■ **Text**
Recent changes in degree regulation were announced by a Department for Education press release issued on 17 July entitled Crackdown on rip-off university degrees which went on to explain that courses with poor employment prospects and high dropout rates will be subject to strict controls. There is understandable public and governmental concern about students who leave early or find themselves unable find a good job. But are young people ‘being sold a false dream’ as the launch publicity stated?
This is a complex area with many factors influencing graduate progression including family connections and employer recruitment practices. Risk 12 of the Office for Students Equal Opportunities Risk Register is concerned with progression and provides the basis for HEIs to build on existing good practice in employability and careers support as part of their Access and Participation Plans.
This NERUPI event will:
• explore some of the wider issues affecting student employability and progression
• provide up to date, research-based information on the value of a degree in the current labour market
• present examples of interesting practice from NERUPI members tackling the issues
• identify key elements of an effective intervention strategy for student progression.
Event Programme and Speaker Biographies
We will hear presentations from our speakers:
Professor Matt Dickson, Professor of Economic and Social Policy, University of Bath
Value for money? Undergraduate degrees in England and the factors that influence their worth
Recent policy discussion has focused on low-value courses and the danger that young people are being sold a false prospectus when it comes to higher education in England. Matt will be examining the early career and lifetime earnings returns to undergraduate degrees, exploring the extent to which they vary by subject and institution. He will go on to look at the socio-demographic and other factors that influence returns and the chances of gaining a graduate job, drawing out the implications for widening participation policy and practice.
Professor Richard Waller, Professor of Education and Social Justice, University of the West of England
Classed based inequality in graduate employability and progression outcomes: Lessons from the Paired Peers project
Awareness of people’s access to, experience of, and outcomes from higher education being informed by their social class background is nothing new. Yet despite decades’ worth of policy initiatives and interventions, significant inequalities remain between working- and middle-class young peoples’ chances of going to university, the institution attended, and graduate outcomes. The Paired Peers project was a longitudinal study (2010-2017), with a 2021 follow-up questionnaire, tracking a cohort of 88 undergraduates studying at either of Bristol’s two universities.
In this presentation Richard will focus on the project’s final phases, exploring classed inequalities experienced during graduate transitions into work. He will conclude with observations on universities’ roles in challenging and/or reproducing existing social inequalities, and the value of university study for working-class young people.

■ **Task brief**
Write out, word for word, everything in the event page above from "In this presentation" down to "working-class young people.".

■ **Source data**
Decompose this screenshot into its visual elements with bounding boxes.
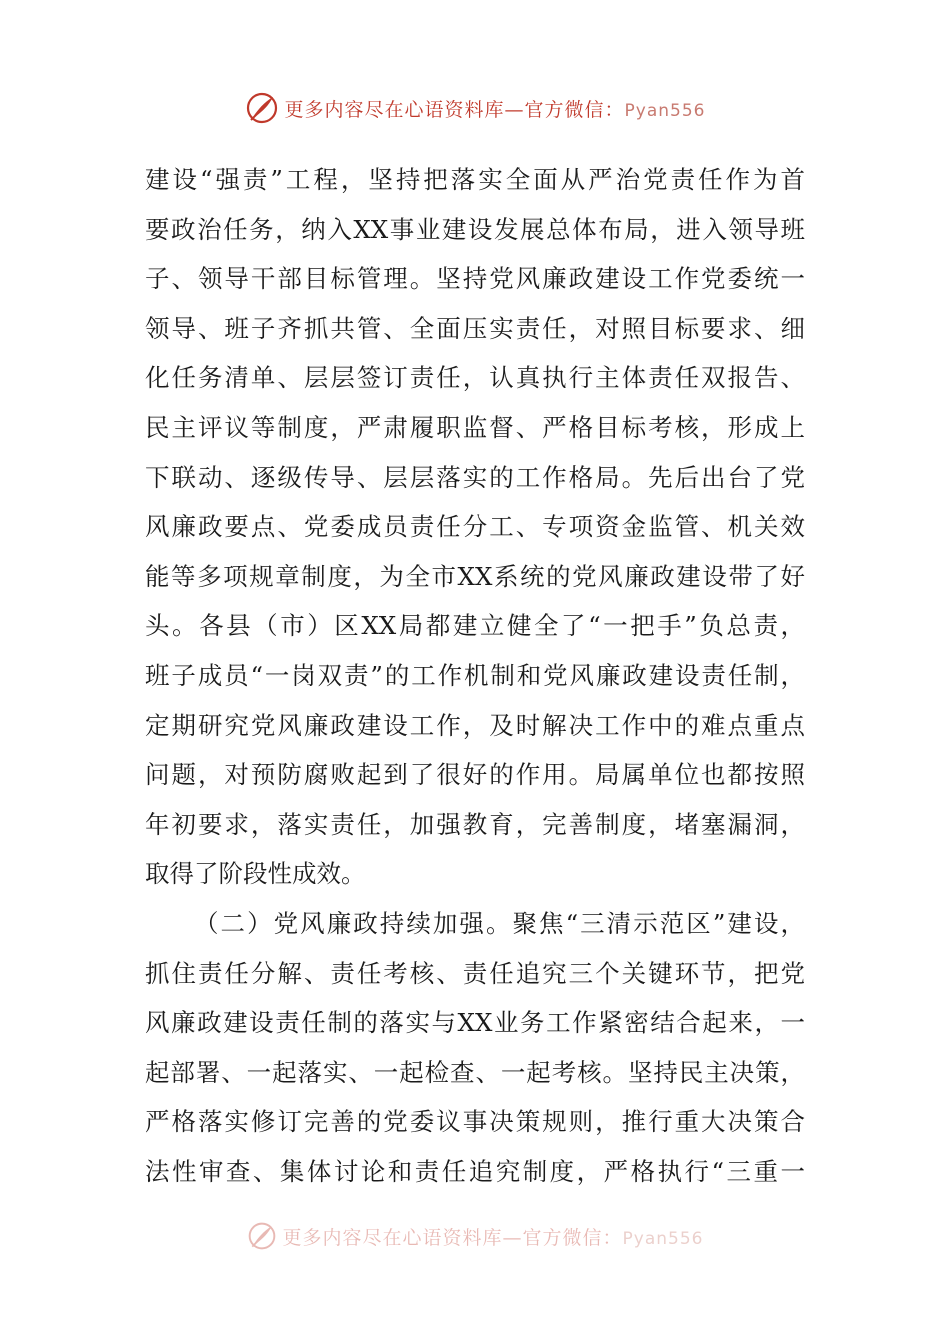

■ **Solution for this problem**
In this presentation Richard will focus on the project’s final phases, exploring classed inequalities experienced during graduate transitions into work. He will conclude with observations on universities’ roles in challenging and/or reproducing existing social inequalities, and the value of university study for working-class young people.